◆ Short exercise: Copy every line of the data exactly, leaving nothing out.

◆ Provided information:
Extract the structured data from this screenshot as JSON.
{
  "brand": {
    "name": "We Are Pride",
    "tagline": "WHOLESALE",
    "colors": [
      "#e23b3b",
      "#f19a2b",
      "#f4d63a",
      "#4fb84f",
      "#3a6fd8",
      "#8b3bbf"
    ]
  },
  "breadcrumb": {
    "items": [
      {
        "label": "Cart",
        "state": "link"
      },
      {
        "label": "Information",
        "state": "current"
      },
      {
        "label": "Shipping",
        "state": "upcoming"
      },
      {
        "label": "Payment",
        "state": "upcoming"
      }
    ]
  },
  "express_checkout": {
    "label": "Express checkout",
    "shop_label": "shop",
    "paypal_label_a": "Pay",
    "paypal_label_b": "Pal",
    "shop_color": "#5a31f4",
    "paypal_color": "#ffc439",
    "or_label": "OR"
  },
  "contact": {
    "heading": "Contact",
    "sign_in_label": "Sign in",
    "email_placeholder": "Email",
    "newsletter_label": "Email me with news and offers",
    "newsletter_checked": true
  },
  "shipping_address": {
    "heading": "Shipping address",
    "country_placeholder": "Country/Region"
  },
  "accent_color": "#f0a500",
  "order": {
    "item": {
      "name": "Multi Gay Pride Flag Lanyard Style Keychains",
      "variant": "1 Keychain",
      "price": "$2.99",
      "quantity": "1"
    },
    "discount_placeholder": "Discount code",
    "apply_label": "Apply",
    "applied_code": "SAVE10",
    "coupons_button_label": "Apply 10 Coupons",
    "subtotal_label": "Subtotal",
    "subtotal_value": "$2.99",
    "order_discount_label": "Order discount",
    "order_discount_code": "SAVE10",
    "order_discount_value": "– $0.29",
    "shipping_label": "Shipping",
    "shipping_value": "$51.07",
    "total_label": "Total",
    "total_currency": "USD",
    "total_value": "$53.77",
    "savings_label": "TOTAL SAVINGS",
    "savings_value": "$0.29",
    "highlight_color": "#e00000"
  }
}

◆ Response:
Extract the structured data from this screenshot as JSON.
{
  "brand": {
    "name": "We Are Pride",
    "tagline": "WHOLESALE",
    "colors": [
      "#e23b3b",
      "#f19a2b",
      "#f4d63a",
      "#4fb84f",
      "#3a6fd8",
      "#8b3bbf"
    ]
  },
  "breadcrumb": {
    "items": [
      {
        "label": "Cart",
        "state": "link"
      },
      {
        "label": "Information",
        "state": "current"
      },
      {
        "label": "Shipping",
        "state": "upcoming"
      },
      {
        "label": "Payment",
        "state": "upcoming"
      }
    ]
  },
  "express_checkout": {
    "label": "Express checkout",
    "shop_label": "shop",
    "paypal_label_a": "Pay",
    "paypal_label_b": "Pal",
    "shop_color": "#5a31f4",
    "paypal_color": "#ffc439",
    "or_label": "OR"
  },
  "contact": {
    "heading": "Contact",
    "sign_in_label": "Sign in",
    "email_placeholder": "Email",
    "newsletter_label": "Email me with news and offers",
    "newsletter_checked": true
  },
  "shipping_address": {
    "heading": "Shipping address",
    "country_placeholder": "Country/Region"
  },
  "accent_color": "#f0a500",
  "order": {
    "item": {
      "name": "Multi Gay Pride Flag Lanyard Style Keychains",
      "variant": "1 Keychain",
      "price": "$2.99",
      "quantity": "1"
    },
    "discount_placeholder": "Discount code",
    "apply_label": "Apply",
    "applied_code": "SAVE10",
    "coupons_button_label": "Apply 10 Coupons",
    "subtotal_label": "Subtotal",
    "subtotal_value": "$2.99",
    "order_discount_label": "Order discount",
    "order_discount_code": "SAVE10",
    "order_discount_value": "– $0.29",
    "shipping_label": "Shipping",
    "shipping_value": "$51.07",
    "total_label": "Total",
    "total_currency": "USD",
    "total_value": "$53.77",
    "savings_label": "TOTAL SAVINGS",
    "savings_value": "$0.29",
    "highlight_color": "#e00000"
  }
}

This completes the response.